* **Data supplied**:
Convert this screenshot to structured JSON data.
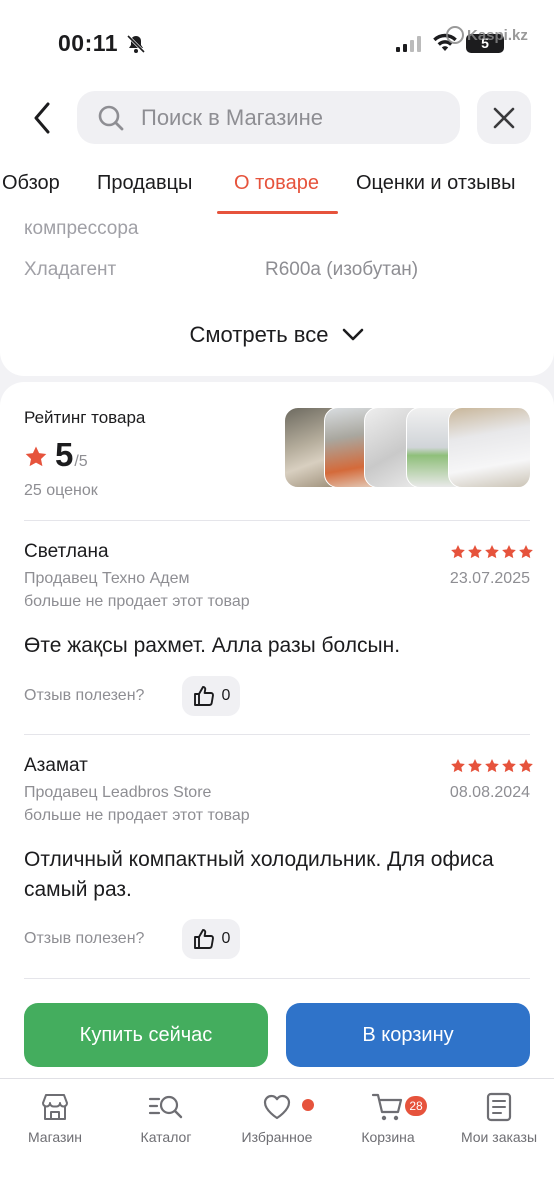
{
  "status_bar": {
    "time": "00:11",
    "battery": "5",
    "watermark": "Kaspi.kz"
  },
  "header": {
    "search_placeholder": "Поиск в Магазине"
  },
  "tabs": [
    {
      "label": "Обзор"
    },
    {
      "label": "Продавцы"
    },
    {
      "label": "О товаре"
    },
    {
      "label": "Оценки и отзывы"
    }
  ],
  "active_tab": "О товаре",
  "specs": {
    "partial_row": "компрессора",
    "rows": [
      {
        "key": "Хладагент",
        "value": "R600a (изобутан)"
      }
    ],
    "see_all": "Смотреть все"
  },
  "rating": {
    "label": "Рейтинг товара",
    "value": "5",
    "out_of": "/5",
    "count": "25 оценок",
    "stars_color": "#e6533c"
  },
  "reviews": [
    {
      "author": "Светлана",
      "stars": 5,
      "seller": "Продавец Техно Адем",
      "date": "23.07.2025",
      "note": "больше не продает этот товар",
      "text": "Өте жақсы рахмет. Алла разы болсын.",
      "useful_label": "Отзыв полезен?",
      "likes": "0"
    },
    {
      "author": "Азамат",
      "stars": 5,
      "seller": "Продавец Leadbros Store",
      "date": "08.08.2024",
      "note": "больше не продает этот товар",
      "text": "Отличный компактный холодильник. Для офиса самый раз.",
      "useful_label": "Отзыв полезен?",
      "likes": "0"
    }
  ],
  "actions": {
    "buy_now": "Купить сейчас",
    "add_to_cart": "В корзину",
    "buy_color": "#44ad5e",
    "cart_color": "#2f73c9"
  },
  "bottom_nav": [
    {
      "label": "Магазин",
      "icon": "store-icon"
    },
    {
      "label": "Каталог",
      "icon": "catalog-icon"
    },
    {
      "label": "Избранное",
      "icon": "heart-icon"
    },
    {
      "label": "Корзина",
      "icon": "cart-icon",
      "badge": "28"
    },
    {
      "label": "Мои заказы",
      "icon": "orders-icon"
    }
  ],
  "accent_color": "#e6533c"
}
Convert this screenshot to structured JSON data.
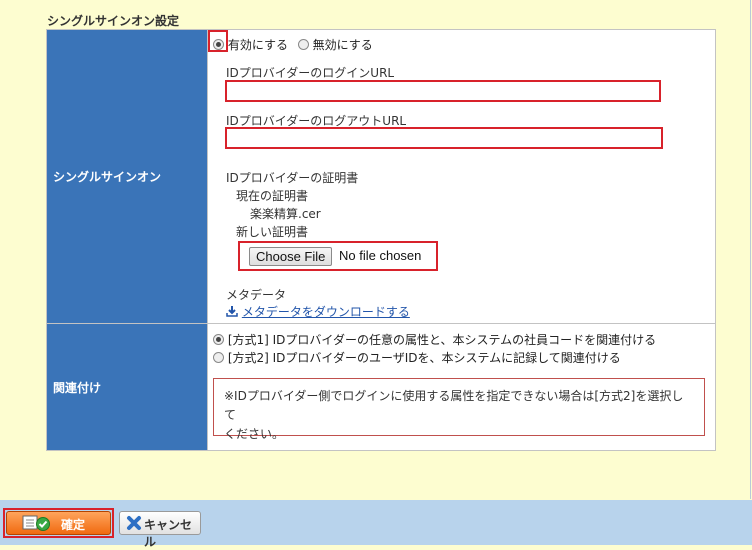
{
  "section": {
    "title": "シングルサインオン設定"
  },
  "sso": {
    "label": "シングルサインオン",
    "enable_label": "有効にする",
    "disable_label": "無効にする",
    "enabled": true,
    "login_url_label": "IDプロバイダーのログインURL",
    "login_url_value": "",
    "logout_url_label": "IDプロバイダーのログアウトURL",
    "logout_url_value": "",
    "cert_heading": "IDプロバイダーの証明書",
    "current_cert_label": "現在の証明書",
    "current_cert_file": "楽楽精算.cer",
    "new_cert_label": "新しい証明書",
    "choose_file_label": "Choose File",
    "file_status": "No file chosen",
    "metadata_label": "メタデータ",
    "metadata_link": "メタデータをダウンロードする"
  },
  "mapping": {
    "label": "関連付け",
    "option1": "[方式1] IDプロバイダーの任意の属性と、本システムの社員コードを関連付ける",
    "option2": "[方式2] IDプロバイダーのユーザIDを、本システムに記録して関連付ける",
    "selected": 1,
    "note_line1": "※IDプロバイダー側でログインに使用する属性を指定できない場合は[方式2]を選択して",
    "note_line2": "ください。"
  },
  "footer": {
    "confirm_label": "確定",
    "cancel_label": "キャンセル"
  },
  "colors": {
    "label_bg": "#3a74b8",
    "highlight": "#d8222b",
    "page_bg": "#fdfdd0",
    "footer_bg": "#b8d3ec",
    "confirm_bg": "#f06a10"
  }
}
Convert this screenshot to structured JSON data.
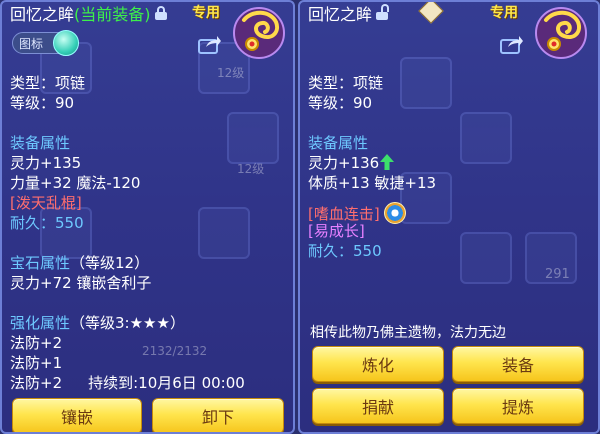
{
  "left": {
    "title": "回忆之眸",
    "current_tag": "(当前装备)",
    "exclusive_label": "专用",
    "tag_toggle_label": "图标",
    "type_line": "类型：项链",
    "level_line": "等级：90",
    "equip_attr_header": "装备属性",
    "attrs": [
      "灵力+135",
      "力量+32 魔法-120"
    ],
    "skill": "[泼天乱棍]",
    "durability_label": "耐久：",
    "durability_value": "550",
    "gem_header": "宝石属性",
    "gem_level": "（等级12）",
    "gem_line": "灵力+72 镶嵌舍利子",
    "enhance_header": "强化属性",
    "enhance_level": "（等级3:★★★）",
    "enhance_lines": [
      "法防+2",
      "法防+1"
    ],
    "enhance_timed": "法防+2",
    "duration_text": "持续到:10月6日 00:00",
    "ghost_stats": "2132/2132",
    "ghost_levels": [
      "12级",
      "12级"
    ],
    "buttons": {
      "inlay": "镶嵌",
      "unequip": "卸下"
    }
  },
  "right": {
    "title": "回忆之眸",
    "exclusive_label": "专用",
    "type_line": "类型：项链",
    "level_line": "等级：90",
    "equip_attr_header": "装备属性",
    "attr1": "灵力+136",
    "attr2": "体质+13 敏捷+13",
    "skill1": "[嗜血连击]",
    "skill2": "[易成长]",
    "durability_label": "耐久：",
    "durability_value": "550",
    "ghost_count": "291",
    "description": "相传此物乃佛主遗物，法力无边",
    "buttons": {
      "refine": "炼化",
      "equip": "装备",
      "donate": "捐献",
      "extract": "提炼"
    }
  }
}
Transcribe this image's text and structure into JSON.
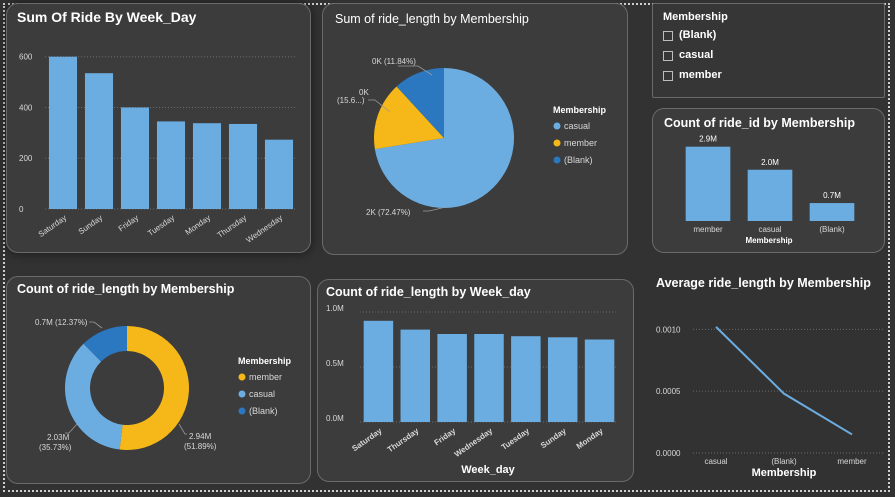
{
  "colors": {
    "background": "#323232",
    "card": "#3c3c3c",
    "light_blue": "#6cade1",
    "yellow": "#f6b818",
    "dark_blue": "#2b77c0",
    "grid": "#6a6a6a",
    "axis_text": "#d8d8d8"
  },
  "slicer": {
    "title": "Membership",
    "options": [
      "(Blank)",
      "casual",
      "member"
    ]
  },
  "chart_data": [
    {
      "id": "week_day_sum",
      "type": "bar",
      "title": "Sum Of Ride By Week_Day",
      "categories": [
        "Saturday",
        "Sunday",
        "Friday",
        "Tuesday",
        "Monday",
        "Thursday",
        "Wednesday"
      ],
      "values": [
        600,
        535,
        400,
        345,
        338,
        335,
        273
      ],
      "yticks": [
        "0",
        "200",
        "400",
        "600"
      ],
      "ytick_values": [
        0,
        200,
        400,
        600
      ],
      "ylim": [
        0,
        650
      ],
      "grid": true
    },
    {
      "id": "ride_length_sum_pie",
      "type": "pie",
      "title": "Sum of ride_length by Membership",
      "legend_title": "Membership",
      "legend_position": "right",
      "slices": [
        {
          "name": "casual",
          "value": 72.47,
          "label": "2K (72.47%)",
          "color": "#6cade1"
        },
        {
          "name": "member",
          "value": 15.69,
          "label": "0K (15.6...)",
          "color": "#f6b818"
        },
        {
          "name": "(Blank)",
          "value": 11.84,
          "label": "0K (11.84%)",
          "color": "#2b77c0"
        }
      ]
    },
    {
      "id": "ride_id_count",
      "type": "bar",
      "title": "Count of ride_id by Membership",
      "xlabel": "Membership",
      "categories": [
        "member",
        "casual",
        "(Blank)"
      ],
      "values": [
        2.9,
        2.0,
        0.7
      ],
      "data_labels": [
        "2.9M",
        "2.0M",
        "0.7M"
      ],
      "ylim": [
        0,
        3.2
      ]
    },
    {
      "id": "ride_length_count_donut",
      "type": "pie",
      "title": "Count of ride_length by Membership",
      "legend_title": "Membership",
      "legend_position": "right",
      "slices": [
        {
          "name": "member",
          "value": 51.89,
          "label_line1": "2.94M",
          "label_line2": "(51.89%)",
          "color": "#f6b818"
        },
        {
          "name": "casual",
          "value": 35.73,
          "label_line1": "2.03M",
          "label_line2": "(35.73%)",
          "color": "#6cade1"
        },
        {
          "name": "(Blank)",
          "value": 12.37,
          "label_line1": "0.7M (12.37%)",
          "label_line2": "",
          "color": "#2b77c0"
        }
      ]
    },
    {
      "id": "ride_length_count_weekday",
      "type": "bar",
      "title": "Count of ride_length by Week_day",
      "xlabel": "Week_day",
      "categories": [
        "Saturday",
        "Thursday",
        "Friday",
        "Wednesday",
        "Tuesday",
        "Sunday",
        "Monday"
      ],
      "values": [
        0.92,
        0.84,
        0.8,
        0.8,
        0.78,
        0.77,
        0.75
      ],
      "yticks": [
        "0.0M",
        "0.5M",
        "1.0M"
      ],
      "ytick_values": [
        0,
        0.5,
        1.0
      ],
      "ylim": [
        0,
        1.0
      ],
      "grid": true
    },
    {
      "id": "avg_ride_length",
      "type": "line",
      "title": "Average ride_length by Membership",
      "xlabel": "Membership",
      "categories": [
        "casual",
        "(Blank)",
        "member"
      ],
      "values": [
        0.00102,
        0.00048,
        0.00015
      ],
      "yticks": [
        "0.0000",
        "0.0005",
        "0.0010"
      ],
      "ytick_values": [
        0,
        0.0005,
        0.001
      ],
      "ylim": [
        0,
        0.0011
      ],
      "grid": true
    }
  ]
}
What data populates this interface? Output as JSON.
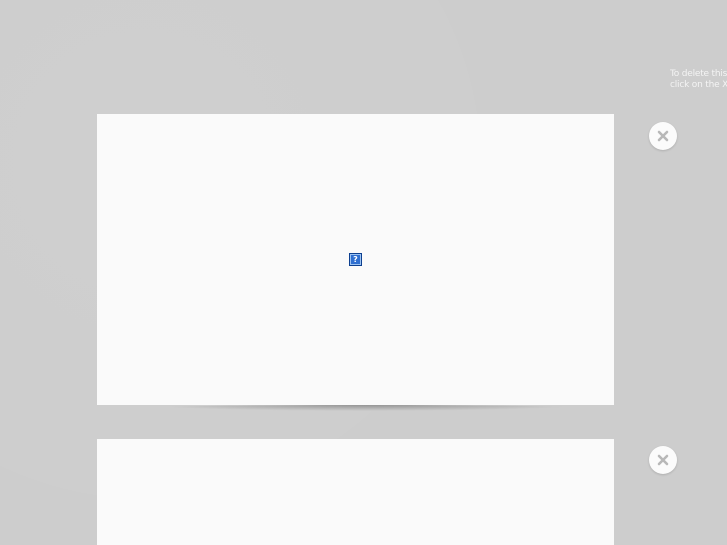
{
  "hint": {
    "line1": "To delete this",
    "line2": "click on the X"
  },
  "slides": [
    {
      "placeholder_icon": "broken-image-icon",
      "placeholder_glyph": "?",
      "delete_icon": "close-icon"
    },
    {
      "delete_icon": "close-icon"
    }
  ],
  "colors": {
    "background": "#cdcdcd",
    "slide": "#fafafa",
    "delete_glyph": "#b8b8b8",
    "placeholder": "#2f6fd0"
  }
}
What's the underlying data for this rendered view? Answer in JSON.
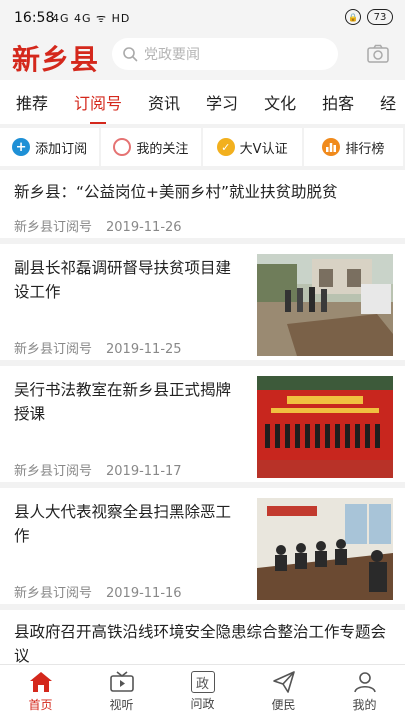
{
  "status_bar": {
    "time": "16:58",
    "signal_text": "4G 4G ᯤ HD",
    "battery": "73"
  },
  "header": {
    "logo": "新乡县",
    "search_placeholder": "党政要闻",
    "icons": [
      "search-icon",
      "camera-icon"
    ]
  },
  "tabs": [
    {
      "label": "推荐",
      "active": false
    },
    {
      "label": "订阅号",
      "active": true
    },
    {
      "label": "资讯",
      "active": false
    },
    {
      "label": "学习",
      "active": false
    },
    {
      "label": "文化",
      "active": false
    },
    {
      "label": "拍客",
      "active": false
    },
    {
      "label": "经",
      "active": false
    }
  ],
  "shortcuts": [
    {
      "label": "添加订阅",
      "icon": "plus-icon",
      "color": "#1e90d6"
    },
    {
      "label": "我的关注",
      "icon": "heart-circle-icon",
      "color": "#e57373"
    },
    {
      "label": "大V认证",
      "icon": "verified-v-icon",
      "color": "#f2b01e"
    },
    {
      "label": "排行榜",
      "icon": "ranking-icon",
      "color": "#f08a1c"
    }
  ],
  "articles": [
    {
      "title": "新乡县：“公益岗位+美丽乡村”就业扶贫助脱贫",
      "source": "新乡县订阅号",
      "date": "2019-11-26"
    },
    {
      "title": "副县长祁磊调研督导扶贫项目建设工作",
      "source": "新乡县订阅号",
      "date": "2019-11-25",
      "image": "construction-site-photo"
    },
    {
      "title": "吴行书法教室在新乡县正式揭牌授课",
      "source": "新乡县订阅号",
      "date": "2019-11-17",
      "image": "ceremony-stage-photo"
    },
    {
      "title": "县人大代表视察全县扫黑除恶工作",
      "source": "新乡县订阅号",
      "date": "2019-11-16",
      "image": "meeting-room-photo"
    },
    {
      "title": "县政府召开高铁沿线环境安全隐患综合整治工作专题会议"
    }
  ],
  "bottom_nav": [
    {
      "label": "首页",
      "icon": "home-icon",
      "active": true
    },
    {
      "label": "视听",
      "icon": "tv-icon",
      "active": false
    },
    {
      "label": "问政",
      "icon": "zheng-icon",
      "glyph": "政",
      "active": false
    },
    {
      "label": "便民",
      "icon": "paper-plane-icon",
      "active": false
    },
    {
      "label": "我的",
      "icon": "user-icon",
      "active": false
    }
  ],
  "colors": {
    "accent": "#d4281c",
    "background_gray": "#f2f2f2"
  }
}
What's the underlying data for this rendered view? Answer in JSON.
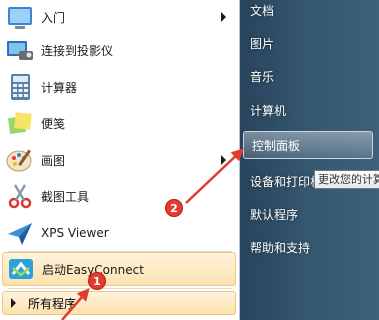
{
  "start_menu": {
    "programs": [
      {
        "label": "入门",
        "icon": "getting-started-icon",
        "has_submenu": true
      },
      {
        "label": "连接到投影仪",
        "icon": "projector-icon",
        "has_submenu": false
      },
      {
        "label": "计算器",
        "icon": "calculator-icon",
        "has_submenu": false
      },
      {
        "label": "便笺",
        "icon": "sticky-notes-icon",
        "has_submenu": false
      },
      {
        "label": "画图",
        "icon": "paint-icon",
        "has_submenu": true
      },
      {
        "label": "截图工具",
        "icon": "snipping-tool-icon",
        "has_submenu": false
      },
      {
        "label": "XPS Viewer",
        "icon": "xps-viewer-icon",
        "has_submenu": false
      },
      {
        "label": "启动EasyConnect",
        "icon": "easyconnect-icon",
        "has_submenu": false
      }
    ],
    "all_programs_label": "所有程序",
    "right_items": {
      "documents": "文档",
      "pictures": "图片",
      "music": "音乐",
      "computer": "计算机",
      "control_panel": "控制面板",
      "devices_printers": "设备和打印机",
      "default_programs": "默认程序",
      "help_support": "帮助和支持"
    },
    "tooltip": "更改您的计算机设置"
  },
  "annotations": {
    "step1": "1",
    "step2": "2",
    "color": "#e33b2e"
  }
}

* **Instruction**: Find the word "Membership" and list each line it appears in.

* **Full response**:
    "title": "Membership",
      "title": "Sum of ride_length by Membership",
      "legend_title": "Membership",
      "title": "Count of ride_id by Membership",
      "xlabel": "Membership",
      "title": "Count of ride_length by Membership",
      "legend_title": "Membership",
      "title": "Average ride_length by Membership",
      "xlabel": "Membership",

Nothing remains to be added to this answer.